**Items:**
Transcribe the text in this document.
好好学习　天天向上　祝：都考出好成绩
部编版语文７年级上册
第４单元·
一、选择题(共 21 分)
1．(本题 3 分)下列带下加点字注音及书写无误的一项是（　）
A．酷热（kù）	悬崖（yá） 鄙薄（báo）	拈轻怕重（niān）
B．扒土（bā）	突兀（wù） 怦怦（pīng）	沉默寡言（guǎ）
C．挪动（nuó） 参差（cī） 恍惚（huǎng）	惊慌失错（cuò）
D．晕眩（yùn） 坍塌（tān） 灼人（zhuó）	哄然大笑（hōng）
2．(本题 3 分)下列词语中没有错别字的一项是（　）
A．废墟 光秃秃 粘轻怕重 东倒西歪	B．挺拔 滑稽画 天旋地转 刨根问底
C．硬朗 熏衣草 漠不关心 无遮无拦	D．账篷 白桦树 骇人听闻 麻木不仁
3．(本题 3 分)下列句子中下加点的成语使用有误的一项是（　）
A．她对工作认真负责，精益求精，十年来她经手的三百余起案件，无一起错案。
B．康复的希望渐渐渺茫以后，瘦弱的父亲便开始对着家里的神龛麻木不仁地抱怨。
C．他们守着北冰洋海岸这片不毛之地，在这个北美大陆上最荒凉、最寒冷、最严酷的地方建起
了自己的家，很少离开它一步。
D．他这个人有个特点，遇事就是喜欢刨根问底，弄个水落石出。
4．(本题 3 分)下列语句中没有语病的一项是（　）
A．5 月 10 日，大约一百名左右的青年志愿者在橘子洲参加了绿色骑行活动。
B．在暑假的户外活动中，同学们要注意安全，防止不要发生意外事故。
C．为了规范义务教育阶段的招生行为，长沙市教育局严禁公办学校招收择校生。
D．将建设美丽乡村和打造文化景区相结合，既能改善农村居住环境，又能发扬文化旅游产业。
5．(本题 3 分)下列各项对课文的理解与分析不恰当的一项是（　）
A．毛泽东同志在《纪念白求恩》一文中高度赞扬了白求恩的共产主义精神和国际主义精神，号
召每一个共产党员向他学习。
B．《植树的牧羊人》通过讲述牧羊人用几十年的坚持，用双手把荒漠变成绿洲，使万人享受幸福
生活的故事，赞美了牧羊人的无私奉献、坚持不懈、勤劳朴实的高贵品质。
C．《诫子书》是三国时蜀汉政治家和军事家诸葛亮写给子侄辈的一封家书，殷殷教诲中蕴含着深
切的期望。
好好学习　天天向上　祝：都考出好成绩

**Set task:** Return every line exactly.

**Task answer:**
Transcribe the text in this document.
好好学习　天天向上　祝：都考出好成绩
部编版语文７年级上册
第４单元·
一、选择题(共 21 分)
1．(本题 3 分)下列带下加点字注音及书写无误的一项是（　）
A．酷热（kù）	悬崖（yá） 鄙薄（báo）	拈轻怕重（niān）
B．扒土（bā）	突兀（wù） 怦怦（pīng）	沉默寡言（guǎ）
C．挪动（nuó） 参差（cī） 恍惚（huǎng）	惊慌失错（cuò）
D．晕眩（yùn） 坍塌（tān） 灼人（zhuó）	哄然大笑（hōng）
2．(本题 3 分)下列词语中没有错别字的一项是（　）
A．废墟 光秃秃 粘轻怕重 东倒西歪	B．挺拔 滑稽画 天旋地转 刨根问底
C．硬朗 熏衣草 漠不关心 无遮无拦	D．账篷 白桦树 骇人听闻 麻木不仁
3．(本题 3 分)下列句子中下加点的成语使用有误的一项是（　）
A．她对工作认真负责，精益求精，十年来她经手的三百余起案件，无一起错案。
B．康复的希望渐渐渺茫以后，瘦弱的父亲便开始对着家里的神龛麻木不仁地抱怨。
C．他们守着北冰洋海岸这片不毛之地，在这个北美大陆上最荒凉、最寒冷、最严酷的地方建起
了自己的家，很少离开它一步。
D．他这个人有个特点，遇事就是喜欢刨根问底，弄个水落石出。
4．(本题 3 分)下列语句中没有语病的一项是（　）
A．5 月 10 日，大约一百名左右的青年志愿者在橘子洲参加了绿色骑行活动。
B．在暑假的户外活动中，同学们要注意安全，防止不要发生意外事故。
C．为了规范义务教育阶段的招生行为，长沙市教育局严禁公办学校招收择校生。
D．将建设美丽乡村和打造文化景区相结合，既能改善农村居住环境，又能发扬文化旅游产业。
5．(本题 3 分)下列各项对课文的理解与分析不恰当的一项是（　）
A．毛泽东同志在《纪念白求恩》一文中高度赞扬了白求恩的共产主义精神和国际主义精神，号
召每一个共产党员向他学习。
B．《植树的牧羊人》通过讲述牧羊人用几十年的坚持，用双手把荒漠变成绿洲，使万人享受幸福
生活的故事，赞美了牧羊人的无私奉献、坚持不懈、勤劳朴实的高贵品质。
C．《诫子书》是三国时蜀汉政治家和军事家诸葛亮写给子侄辈的一封家书，殷殷教诲中蕴含着深
切的期望。
好好学习　天天向上　祝：都考出好成绩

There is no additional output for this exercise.